Every line that includes the word "Santa" is to be listed.

──────── DATA ROWS

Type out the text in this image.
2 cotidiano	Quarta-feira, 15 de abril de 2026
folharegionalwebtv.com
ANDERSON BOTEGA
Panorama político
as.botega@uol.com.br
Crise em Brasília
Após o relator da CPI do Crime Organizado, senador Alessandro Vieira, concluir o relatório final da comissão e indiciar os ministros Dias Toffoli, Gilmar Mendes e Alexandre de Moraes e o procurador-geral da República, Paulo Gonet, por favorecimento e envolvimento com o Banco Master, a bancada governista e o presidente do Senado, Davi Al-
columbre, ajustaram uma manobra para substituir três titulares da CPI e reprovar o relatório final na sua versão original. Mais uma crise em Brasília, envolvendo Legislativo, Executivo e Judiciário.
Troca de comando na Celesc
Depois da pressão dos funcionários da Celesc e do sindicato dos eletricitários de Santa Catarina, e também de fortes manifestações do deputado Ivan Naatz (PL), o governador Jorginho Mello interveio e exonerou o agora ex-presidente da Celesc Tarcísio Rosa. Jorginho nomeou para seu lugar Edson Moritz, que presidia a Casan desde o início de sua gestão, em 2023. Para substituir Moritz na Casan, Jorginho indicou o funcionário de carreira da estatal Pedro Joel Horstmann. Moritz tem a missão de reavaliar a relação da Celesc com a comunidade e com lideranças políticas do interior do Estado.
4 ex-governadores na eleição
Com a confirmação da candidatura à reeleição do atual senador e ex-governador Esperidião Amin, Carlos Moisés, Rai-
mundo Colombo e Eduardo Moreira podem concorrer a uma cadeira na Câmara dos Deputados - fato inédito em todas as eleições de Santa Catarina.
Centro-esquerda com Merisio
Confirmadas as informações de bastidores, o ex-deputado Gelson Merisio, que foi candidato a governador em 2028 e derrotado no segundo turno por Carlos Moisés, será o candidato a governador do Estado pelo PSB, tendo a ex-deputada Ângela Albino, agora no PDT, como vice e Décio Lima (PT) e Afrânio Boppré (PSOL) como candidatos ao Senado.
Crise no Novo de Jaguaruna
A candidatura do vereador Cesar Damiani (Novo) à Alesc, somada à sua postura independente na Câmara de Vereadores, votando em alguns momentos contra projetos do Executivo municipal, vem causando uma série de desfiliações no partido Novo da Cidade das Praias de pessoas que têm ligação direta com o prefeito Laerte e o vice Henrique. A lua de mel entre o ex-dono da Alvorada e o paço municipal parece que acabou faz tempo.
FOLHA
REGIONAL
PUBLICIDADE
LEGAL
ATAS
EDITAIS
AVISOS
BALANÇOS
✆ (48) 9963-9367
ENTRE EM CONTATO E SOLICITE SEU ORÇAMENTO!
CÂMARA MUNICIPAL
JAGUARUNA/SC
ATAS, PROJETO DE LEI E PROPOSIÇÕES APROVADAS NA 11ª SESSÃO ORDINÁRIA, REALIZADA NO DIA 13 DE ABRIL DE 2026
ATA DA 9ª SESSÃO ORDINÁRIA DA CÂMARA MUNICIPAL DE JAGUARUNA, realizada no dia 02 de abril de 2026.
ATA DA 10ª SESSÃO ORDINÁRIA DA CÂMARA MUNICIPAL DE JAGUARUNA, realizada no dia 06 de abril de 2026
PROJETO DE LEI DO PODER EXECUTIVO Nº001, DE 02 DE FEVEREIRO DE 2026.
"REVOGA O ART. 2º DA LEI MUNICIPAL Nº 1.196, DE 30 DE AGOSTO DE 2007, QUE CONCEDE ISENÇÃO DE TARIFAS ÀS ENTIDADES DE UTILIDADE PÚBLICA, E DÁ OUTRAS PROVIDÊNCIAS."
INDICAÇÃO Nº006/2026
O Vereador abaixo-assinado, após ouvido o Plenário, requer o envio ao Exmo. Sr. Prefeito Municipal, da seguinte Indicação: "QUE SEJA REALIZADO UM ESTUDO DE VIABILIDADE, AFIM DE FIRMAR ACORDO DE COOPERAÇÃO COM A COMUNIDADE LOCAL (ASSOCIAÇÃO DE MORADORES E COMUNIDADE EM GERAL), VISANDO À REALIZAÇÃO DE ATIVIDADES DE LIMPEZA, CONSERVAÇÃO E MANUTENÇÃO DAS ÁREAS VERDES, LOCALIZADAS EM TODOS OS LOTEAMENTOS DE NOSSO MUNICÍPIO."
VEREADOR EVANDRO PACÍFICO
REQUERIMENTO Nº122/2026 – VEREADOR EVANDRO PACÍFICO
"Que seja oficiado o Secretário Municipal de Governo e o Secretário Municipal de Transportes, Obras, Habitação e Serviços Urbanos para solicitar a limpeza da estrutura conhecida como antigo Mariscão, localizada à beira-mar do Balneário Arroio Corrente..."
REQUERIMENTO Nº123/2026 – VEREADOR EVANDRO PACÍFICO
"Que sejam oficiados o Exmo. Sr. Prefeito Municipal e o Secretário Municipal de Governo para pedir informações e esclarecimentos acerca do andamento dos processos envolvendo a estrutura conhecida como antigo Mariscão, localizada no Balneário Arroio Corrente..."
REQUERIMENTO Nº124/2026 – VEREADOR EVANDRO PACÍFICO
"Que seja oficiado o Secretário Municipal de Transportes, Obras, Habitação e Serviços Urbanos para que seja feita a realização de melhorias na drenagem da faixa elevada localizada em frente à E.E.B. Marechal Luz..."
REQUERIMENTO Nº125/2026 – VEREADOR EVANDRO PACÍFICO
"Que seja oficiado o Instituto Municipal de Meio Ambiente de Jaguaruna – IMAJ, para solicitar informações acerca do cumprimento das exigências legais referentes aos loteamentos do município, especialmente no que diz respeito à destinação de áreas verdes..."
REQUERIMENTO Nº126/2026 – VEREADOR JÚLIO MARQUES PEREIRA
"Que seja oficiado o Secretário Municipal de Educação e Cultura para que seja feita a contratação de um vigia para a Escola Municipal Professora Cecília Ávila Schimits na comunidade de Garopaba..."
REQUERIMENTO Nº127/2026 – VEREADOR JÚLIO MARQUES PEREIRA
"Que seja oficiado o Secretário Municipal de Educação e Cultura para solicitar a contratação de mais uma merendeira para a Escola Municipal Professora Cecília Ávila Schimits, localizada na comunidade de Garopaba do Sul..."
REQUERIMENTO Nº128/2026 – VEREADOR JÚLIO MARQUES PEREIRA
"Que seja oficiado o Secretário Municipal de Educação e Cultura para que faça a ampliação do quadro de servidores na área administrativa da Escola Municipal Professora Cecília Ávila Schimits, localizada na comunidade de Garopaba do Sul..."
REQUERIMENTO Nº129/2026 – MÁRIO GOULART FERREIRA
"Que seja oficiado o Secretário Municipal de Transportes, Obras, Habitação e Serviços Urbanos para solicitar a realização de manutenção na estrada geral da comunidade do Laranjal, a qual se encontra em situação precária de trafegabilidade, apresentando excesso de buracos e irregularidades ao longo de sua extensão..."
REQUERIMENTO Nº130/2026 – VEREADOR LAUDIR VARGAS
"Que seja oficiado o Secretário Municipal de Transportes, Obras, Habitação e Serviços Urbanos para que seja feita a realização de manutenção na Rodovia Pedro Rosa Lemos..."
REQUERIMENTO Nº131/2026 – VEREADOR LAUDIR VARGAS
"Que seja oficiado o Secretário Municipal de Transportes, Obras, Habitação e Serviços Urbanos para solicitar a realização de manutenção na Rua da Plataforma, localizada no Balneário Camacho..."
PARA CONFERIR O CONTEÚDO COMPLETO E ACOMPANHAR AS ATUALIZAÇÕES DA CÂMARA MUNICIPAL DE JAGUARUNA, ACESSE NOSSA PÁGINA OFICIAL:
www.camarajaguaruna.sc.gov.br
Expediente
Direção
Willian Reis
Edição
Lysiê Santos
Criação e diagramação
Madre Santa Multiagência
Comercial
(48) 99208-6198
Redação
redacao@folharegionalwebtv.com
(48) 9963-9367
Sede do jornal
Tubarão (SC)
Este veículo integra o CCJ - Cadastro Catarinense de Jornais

────────────────

■ FULL SOLUTION ■
Depois da pressão dos funcionários da Celesc e do sindicato dos eletricitários de Santa Catarina, e também de fortes manifestações do deputado Ivan Naatz (PL), o governador Jorginho Mello interveio e exonerou o agora ex-presidente da Celesc Tarcísio Rosa. Jorginho nomeou para seu lugar Edson Moritz, que presidia a Casan desde o início de sua gestão, em 2023. Para substituir Moritz na Casan, Jorginho indicou o funcionário de carreira da estatal Pedro Joel Horstmann. Moritz tem a missão de reavaliar a relação da Celesc com a comunidade e com lideranças políticas do interior do Estado.
mundo Colombo e Eduardo Moreira podem concorrer a uma cadeira na Câmara dos Deputados - fato inédito em todas as eleições de Santa Catarina.
Madre Santa Multiagência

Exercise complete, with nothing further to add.